-- Start of Given records --

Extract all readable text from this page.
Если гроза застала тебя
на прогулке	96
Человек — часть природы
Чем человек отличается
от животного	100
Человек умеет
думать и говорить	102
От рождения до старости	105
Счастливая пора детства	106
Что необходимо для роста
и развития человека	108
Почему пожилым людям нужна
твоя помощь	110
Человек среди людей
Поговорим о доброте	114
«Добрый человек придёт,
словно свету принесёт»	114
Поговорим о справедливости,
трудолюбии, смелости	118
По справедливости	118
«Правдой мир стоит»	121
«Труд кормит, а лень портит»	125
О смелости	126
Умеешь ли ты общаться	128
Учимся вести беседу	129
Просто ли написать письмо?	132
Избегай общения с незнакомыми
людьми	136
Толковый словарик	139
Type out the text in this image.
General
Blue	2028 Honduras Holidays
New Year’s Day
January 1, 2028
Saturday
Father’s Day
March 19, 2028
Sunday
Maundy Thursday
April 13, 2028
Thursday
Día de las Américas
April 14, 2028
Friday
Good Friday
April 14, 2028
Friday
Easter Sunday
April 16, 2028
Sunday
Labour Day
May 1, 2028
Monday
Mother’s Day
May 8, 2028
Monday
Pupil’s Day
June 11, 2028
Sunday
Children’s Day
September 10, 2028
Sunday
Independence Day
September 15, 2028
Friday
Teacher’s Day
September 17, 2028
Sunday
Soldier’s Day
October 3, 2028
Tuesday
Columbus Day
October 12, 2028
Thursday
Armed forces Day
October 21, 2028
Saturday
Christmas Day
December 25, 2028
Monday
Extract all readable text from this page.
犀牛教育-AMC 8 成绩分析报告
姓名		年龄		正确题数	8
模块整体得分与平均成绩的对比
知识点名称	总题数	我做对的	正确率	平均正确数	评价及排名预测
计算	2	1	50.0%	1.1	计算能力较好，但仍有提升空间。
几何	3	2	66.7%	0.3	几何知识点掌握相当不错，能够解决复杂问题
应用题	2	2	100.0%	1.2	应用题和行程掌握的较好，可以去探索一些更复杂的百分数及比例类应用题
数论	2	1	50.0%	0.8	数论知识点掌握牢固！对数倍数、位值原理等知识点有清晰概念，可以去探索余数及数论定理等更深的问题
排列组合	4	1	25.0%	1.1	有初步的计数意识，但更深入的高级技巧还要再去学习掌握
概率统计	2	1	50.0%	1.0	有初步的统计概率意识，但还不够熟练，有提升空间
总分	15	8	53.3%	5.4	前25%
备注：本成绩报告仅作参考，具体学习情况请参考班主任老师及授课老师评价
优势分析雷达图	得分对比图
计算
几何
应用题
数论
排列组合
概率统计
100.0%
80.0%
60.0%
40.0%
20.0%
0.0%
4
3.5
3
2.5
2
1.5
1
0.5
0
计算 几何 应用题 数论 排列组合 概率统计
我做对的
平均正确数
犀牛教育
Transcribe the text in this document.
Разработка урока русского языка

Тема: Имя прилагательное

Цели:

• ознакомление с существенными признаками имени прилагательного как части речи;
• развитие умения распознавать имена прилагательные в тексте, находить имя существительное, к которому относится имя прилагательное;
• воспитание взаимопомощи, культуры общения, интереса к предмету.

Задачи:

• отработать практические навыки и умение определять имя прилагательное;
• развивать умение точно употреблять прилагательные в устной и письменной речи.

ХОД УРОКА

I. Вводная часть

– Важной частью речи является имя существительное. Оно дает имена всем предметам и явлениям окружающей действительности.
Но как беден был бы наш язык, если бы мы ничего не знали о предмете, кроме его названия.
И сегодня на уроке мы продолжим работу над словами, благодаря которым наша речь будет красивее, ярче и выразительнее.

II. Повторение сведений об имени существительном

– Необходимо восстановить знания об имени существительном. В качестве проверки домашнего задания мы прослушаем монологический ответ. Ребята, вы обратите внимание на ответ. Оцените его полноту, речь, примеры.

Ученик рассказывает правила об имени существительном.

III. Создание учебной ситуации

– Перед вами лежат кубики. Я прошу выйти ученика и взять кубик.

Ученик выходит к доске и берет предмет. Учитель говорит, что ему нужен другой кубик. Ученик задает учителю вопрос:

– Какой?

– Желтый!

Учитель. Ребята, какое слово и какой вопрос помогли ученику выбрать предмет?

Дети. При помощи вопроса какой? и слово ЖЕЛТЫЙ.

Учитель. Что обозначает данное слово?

-- End of Given records --

All entries must be repeated verbatim.

:: Exercise response ::
Extract all readable text from this page.
Если гроза застала тебя
на прогулке	96
Человек — часть природы
Чем человек отличается
от животного	100
Человек умеет
думать и говорить	102
От рождения до старости	105
Счастливая пора детства	106
Что необходимо для роста
и развития человека	108
Почему пожилым людям нужна
твоя помощь	110
Человек среди людей
Поговорим о доброте	114
«Добрый человек придёт,
словно свету принесёт»	114
Поговорим о справедливости,
трудолюбии, смелости	118
По справедливости	118
«Правдой мир стоит»	121
«Труд кормит, а лень портит»	125
О смелости	126
Умеешь ли ты общаться	128
Учимся вести беседу	129
Просто ли написать письмо?	132
Избегай общения с незнакомыми
людьми	136
Толковый словарик	139
Type out the text in this image.
General
Blue	2028 Honduras Holidays
New Year’s Day
January 1, 2028
Saturday
Father’s Day
March 19, 2028
Sunday
Maundy Thursday
April 13, 2028
Thursday
Día de las Américas
April 14, 2028
Friday
Good Friday
April 14, 2028
Friday
Easter Sunday
April 16, 2028
Sunday
Labour Day
May 1, 2028
Monday
Mother’s Day
May 8, 2028
Monday
Pupil’s Day
June 11, 2028
Sunday
Children’s Day
September 10, 2028
Sunday
Independence Day
September 15, 2028
Friday
Teacher’s Day
September 17, 2028
Sunday
Soldier’s Day
October 3, 2028
Tuesday
Columbus Day
October 12, 2028
Thursday
Armed forces Day
October 21, 2028
Saturday
Christmas Day
December 25, 2028
Monday
Extract all readable text from this page.
犀牛教育-AMC 8 成绩分析报告
姓名		年龄		正确题数	8
模块整体得分与平均成绩的对比
知识点名称	总题数	我做对的	正确率	平均正确数	评价及排名预测
计算	2	1	50.0%	1.1	计算能力较好，但仍有提升空间。
几何	3	2	66.7%	0.3	几何知识点掌握相当不错，能够解决复杂问题
应用题	2	2	100.0%	1.2	应用题和行程掌握的较好，可以去探索一些更复杂的百分数及比例类应用题
数论	2	1	50.0%	0.8	数论知识点掌握牢固！对数倍数、位值原理等知识点有清晰概念，可以去探索余数及数论定理等更深的问题
排列组合	4	1	25.0%	1.1	有初步的计数意识，但更深入的高级技巧还要再去学习掌握
概率统计	2	1	50.0%	1.0	有初步的统计概率意识，但还不够熟练，有提升空间
总分	15	8	53.3%	5.4	前25%
备注：本成绩报告仅作参考，具体学习情况请参考班主任老师及授课老师评价
优势分析雷达图	得分对比图
计算
几何
应用题
数论
排列组合
概率统计
100.0%
80.0%
60.0%
40.0%
20.0%
0.0%
4
3.5
3
2.5
2
1.5
1
0.5
0
计算 几何 应用题 数论 排列组合 概率统计
我做对的
平均正确数
犀牛教育
Transcribe the text in this document.
Разработка урока русского языка

Тема: Имя прилагательное

Цели:

• ознакомление с существенными признаками имени прилагательного как части речи;
• развитие умения распознавать имена прилагательные в тексте, находить имя существительное, к которому относится имя прилагательное;
• воспитание взаимопомощи, культуры общения, интереса к предмету.

Задачи:

• отработать практические навыки и умение определять имя прилагательное;
• развивать умение точно употреблять прилагательные в устной и письменной речи.

ХОД УРОКА

I. Вводная часть

– Важной частью речи является имя существительное. Оно дает имена всем предметам и явлениям окружающей действительности.
Но как беден был бы наш язык, если бы мы ничего не знали о предмете, кроме его названия.
И сегодня на уроке мы продолжим работу над словами, благодаря которым наша речь будет красивее, ярче и выразительнее.

II. Повторение сведений об имени существительном

– Необходимо восстановить знания об имени существительном. В качестве проверки домашнего задания мы прослушаем монологический ответ. Ребята, вы обратите внимание на ответ. Оцените его полноту, речь, примеры.

Ученик рассказывает правила об имени существительном.

III. Создание учебной ситуации

– Перед вами лежат кубики. Я прошу выйти ученика и взять кубик.

Ученик выходит к доске и берет предмет. Учитель говорит, что ему нужен другой кубик. Ученик задает учителю вопрос:

– Какой?

– Желтый!

Учитель. Ребята, какое слово и какой вопрос помогли ученику выбрать предмет?

Дети. При помощи вопроса какой? и слово ЖЕЛТЫЙ.

Учитель. Что обозначает данное слово?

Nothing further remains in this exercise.